What you will do :: Below are some records: retype them all exactly, but not the pictures.

------------------------------------------------

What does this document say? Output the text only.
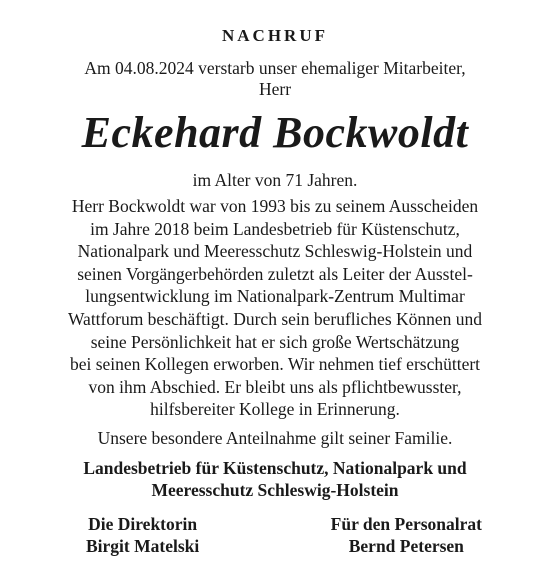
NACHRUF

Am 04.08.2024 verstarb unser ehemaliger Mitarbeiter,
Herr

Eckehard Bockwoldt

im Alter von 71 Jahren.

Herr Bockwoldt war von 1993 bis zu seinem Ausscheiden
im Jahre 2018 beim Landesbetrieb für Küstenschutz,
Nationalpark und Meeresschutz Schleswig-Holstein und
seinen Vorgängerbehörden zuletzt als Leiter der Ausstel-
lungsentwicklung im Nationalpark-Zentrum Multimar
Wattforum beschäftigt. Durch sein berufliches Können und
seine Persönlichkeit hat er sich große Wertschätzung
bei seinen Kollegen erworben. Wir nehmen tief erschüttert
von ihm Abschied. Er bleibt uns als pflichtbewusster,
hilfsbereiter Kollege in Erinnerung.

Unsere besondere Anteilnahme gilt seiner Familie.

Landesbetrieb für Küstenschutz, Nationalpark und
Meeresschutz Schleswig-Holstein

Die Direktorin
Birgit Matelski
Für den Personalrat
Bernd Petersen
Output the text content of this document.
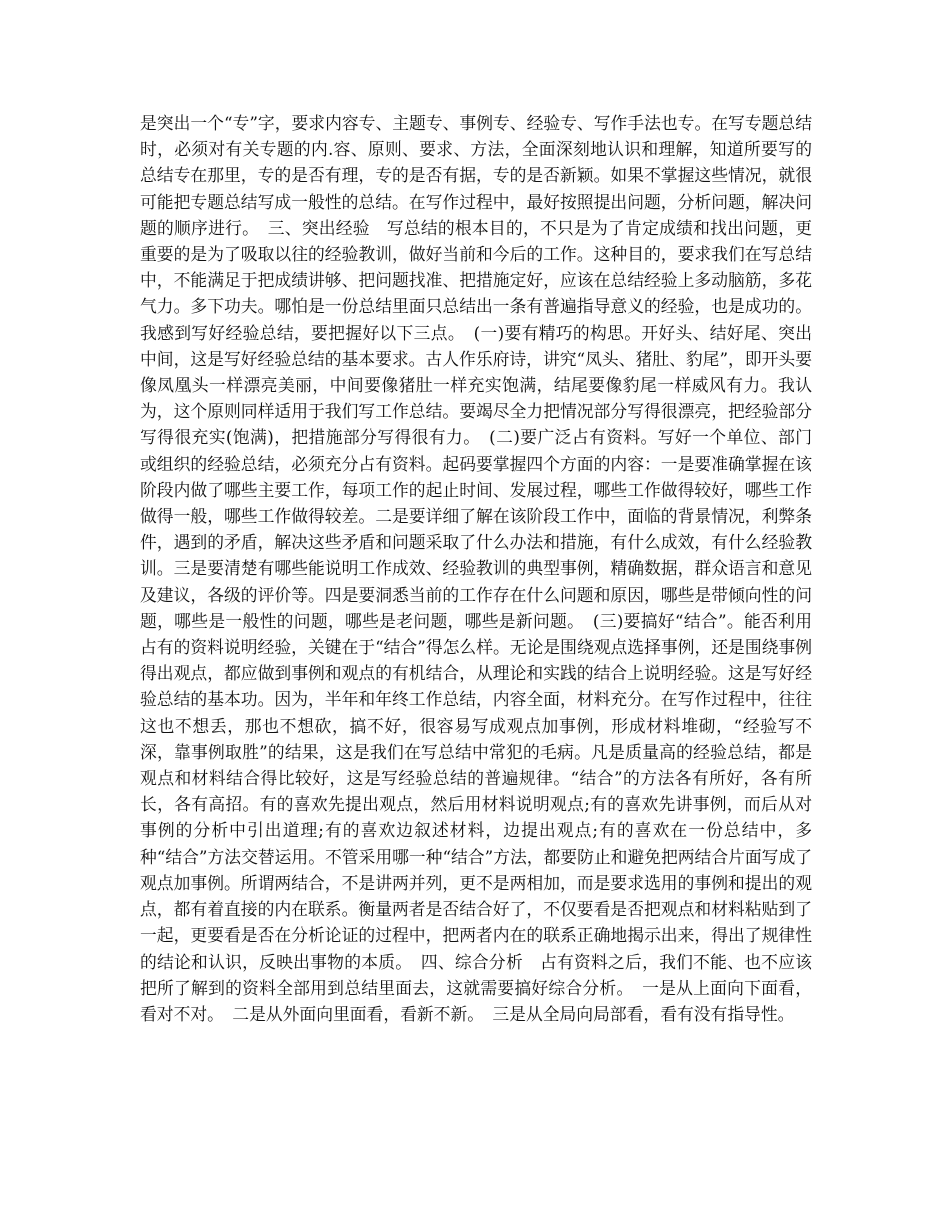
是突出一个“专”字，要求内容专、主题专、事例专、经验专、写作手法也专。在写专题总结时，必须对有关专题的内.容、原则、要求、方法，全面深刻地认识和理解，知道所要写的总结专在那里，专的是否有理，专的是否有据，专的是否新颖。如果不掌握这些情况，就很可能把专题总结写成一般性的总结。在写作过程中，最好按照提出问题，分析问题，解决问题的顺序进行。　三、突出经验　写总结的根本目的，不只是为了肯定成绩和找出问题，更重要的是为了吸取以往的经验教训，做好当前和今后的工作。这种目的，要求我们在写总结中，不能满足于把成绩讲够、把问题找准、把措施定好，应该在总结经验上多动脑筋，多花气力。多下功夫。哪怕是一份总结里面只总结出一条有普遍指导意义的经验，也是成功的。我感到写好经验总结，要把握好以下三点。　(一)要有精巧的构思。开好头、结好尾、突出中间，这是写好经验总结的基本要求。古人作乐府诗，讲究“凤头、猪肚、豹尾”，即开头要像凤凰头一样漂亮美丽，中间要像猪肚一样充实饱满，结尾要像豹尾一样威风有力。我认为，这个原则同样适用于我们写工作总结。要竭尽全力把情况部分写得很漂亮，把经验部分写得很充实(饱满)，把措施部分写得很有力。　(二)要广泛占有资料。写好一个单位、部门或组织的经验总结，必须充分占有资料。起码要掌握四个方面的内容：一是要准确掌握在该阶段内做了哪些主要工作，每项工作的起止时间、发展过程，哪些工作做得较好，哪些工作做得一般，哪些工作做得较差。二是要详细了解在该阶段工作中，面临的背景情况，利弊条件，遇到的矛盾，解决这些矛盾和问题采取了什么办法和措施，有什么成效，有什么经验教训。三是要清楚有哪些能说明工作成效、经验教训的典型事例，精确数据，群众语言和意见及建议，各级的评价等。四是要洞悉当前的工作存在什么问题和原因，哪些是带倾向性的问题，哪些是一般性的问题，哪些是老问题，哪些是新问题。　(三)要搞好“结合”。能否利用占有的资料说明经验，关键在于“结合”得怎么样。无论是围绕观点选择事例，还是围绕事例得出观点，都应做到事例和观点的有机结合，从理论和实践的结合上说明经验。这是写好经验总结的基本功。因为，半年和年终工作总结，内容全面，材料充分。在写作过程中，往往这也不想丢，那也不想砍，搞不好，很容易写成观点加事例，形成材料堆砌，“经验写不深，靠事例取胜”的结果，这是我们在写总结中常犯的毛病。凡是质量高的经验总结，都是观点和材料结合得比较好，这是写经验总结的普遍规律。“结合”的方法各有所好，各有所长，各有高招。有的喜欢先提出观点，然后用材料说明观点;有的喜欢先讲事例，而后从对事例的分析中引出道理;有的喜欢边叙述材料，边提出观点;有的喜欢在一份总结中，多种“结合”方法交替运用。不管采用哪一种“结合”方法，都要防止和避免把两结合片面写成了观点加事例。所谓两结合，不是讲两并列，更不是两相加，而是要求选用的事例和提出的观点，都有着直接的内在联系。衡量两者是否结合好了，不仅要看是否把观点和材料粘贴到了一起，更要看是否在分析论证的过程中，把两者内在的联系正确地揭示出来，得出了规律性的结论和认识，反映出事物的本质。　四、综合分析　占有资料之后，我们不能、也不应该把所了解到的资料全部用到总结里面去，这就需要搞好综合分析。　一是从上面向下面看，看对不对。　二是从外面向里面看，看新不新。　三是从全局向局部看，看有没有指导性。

------------------------------------------------

Output of the task ::
What does this document say? Output the text only.
NACHRUF

Am 04.08.2024 verstarb unser ehemaliger Mitarbeiter,
Herr

Eckehard Bockwoldt

im Alter von 71 Jahren.

Herr Bockwoldt war von 1993 bis zu seinem Ausscheiden
im Jahre 2018 beim Landesbetrieb für Küstenschutz,
Nationalpark und Meeresschutz Schleswig-Holstein und
seinen Vorgängerbehörden zuletzt als Leiter der Ausstel-
lungsentwicklung im Nationalpark-Zentrum Multimar
Wattforum beschäftigt. Durch sein berufliches Können und
seine Persönlichkeit hat er sich große Wertschätzung
bei seinen Kollegen erworben. Wir nehmen tief erschüttert
von ihm Abschied. Er bleibt uns als pflichtbewusster,
hilfsbereiter Kollege in Erinnerung.

Unsere besondere Anteilnahme gilt seiner Familie.

Landesbetrieb für Küstenschutz, Nationalpark und
Meeresschutz Schleswig-Holstein

Die Direktorin
Birgit Matelski
Für den Personalrat
Bernd Petersen
Output the text content of this document.
是突出一个“专”字，要求内容专、主题专、事例专、经验专、写作手法也专。在写专题总结时，必须对有关专题的内.容、原则、要求、方法，全面深刻地认识和理解，知道所要写的总结专在那里，专的是否有理，专的是否有据，专的是否新颖。如果不掌握这些情况，就很可能把专题总结写成一般性的总结。在写作过程中，最好按照提出问题，分析问题，解决问题的顺序进行。　三、突出经验　写总结的根本目的，不只是为了肯定成绩和找出问题，更重要的是为了吸取以往的经验教训，做好当前和今后的工作。这种目的，要求我们在写总结中，不能满足于把成绩讲够、把问题找准、把措施定好，应该在总结经验上多动脑筋，多花气力。多下功夫。哪怕是一份总结里面只总结出一条有普遍指导意义的经验，也是成功的。我感到写好经验总结，要把握好以下三点。　(一)要有精巧的构思。开好头、结好尾、突出中间，这是写好经验总结的基本要求。古人作乐府诗，讲究“凤头、猪肚、豹尾”，即开头要像凤凰头一样漂亮美丽，中间要像猪肚一样充实饱满，结尾要像豹尾一样威风有力。我认为，这个原则同样适用于我们写工作总结。要竭尽全力把情况部分写得很漂亮，把经验部分写得很充实(饱满)，把措施部分写得很有力。　(二)要广泛占有资料。写好一个单位、部门或组织的经验总结，必须充分占有资料。起码要掌握四个方面的内容：一是要准确掌握在该阶段内做了哪些主要工作，每项工作的起止时间、发展过程，哪些工作做得较好，哪些工作做得一般，哪些工作做得较差。二是要详细了解在该阶段工作中，面临的背景情况，利弊条件，遇到的矛盾，解决这些矛盾和问题采取了什么办法和措施，有什么成效，有什么经验教训。三是要清楚有哪些能说明工作成效、经验教训的典型事例，精确数据，群众语言和意见及建议，各级的评价等。四是要洞悉当前的工作存在什么问题和原因，哪些是带倾向性的问题，哪些是一般性的问题，哪些是老问题，哪些是新问题。　(三)要搞好“结合”。能否利用占有的资料说明经验，关键在于“结合”得怎么样。无论是围绕观点选择事例，还是围绕事例得出观点，都应做到事例和观点的有机结合，从理论和实践的结合上说明经验。这是写好经验总结的基本功。因为，半年和年终工作总结，内容全面，材料充分。在写作过程中，往往这也不想丢，那也不想砍，搞不好，很容易写成观点加事例，形成材料堆砌，“经验写不深，靠事例取胜”的结果，这是我们在写总结中常犯的毛病。凡是质量高的经验总结，都是观点和材料结合得比较好，这是写经验总结的普遍规律。“结合”的方法各有所好，各有所长，各有高招。有的喜欢先提出观点，然后用材料说明观点;有的喜欢先讲事例，而后从对事例的分析中引出道理;有的喜欢边叙述材料，边提出观点;有的喜欢在一份总结中，多种“结合”方法交替运用。不管采用哪一种“结合”方法，都要防止和避免把两结合片面写成了观点加事例。所谓两结合，不是讲两并列，更不是两相加，而是要求选用的事例和提出的观点，都有着直接的内在联系。衡量两者是否结合好了，不仅要看是否把观点和材料粘贴到了一起，更要看是否在分析论证的过程中，把两者内在的联系正确地揭示出来，得出了规律性的结论和认识，反映出事物的本质。　四、综合分析　占有资料之后，我们不能、也不应该把所了解到的资料全部用到总结里面去，这就需要搞好综合分析。　一是从上面向下面看，看对不对。　二是从外面向里面看，看新不新。　三是从全局向局部看，看有没有指导性。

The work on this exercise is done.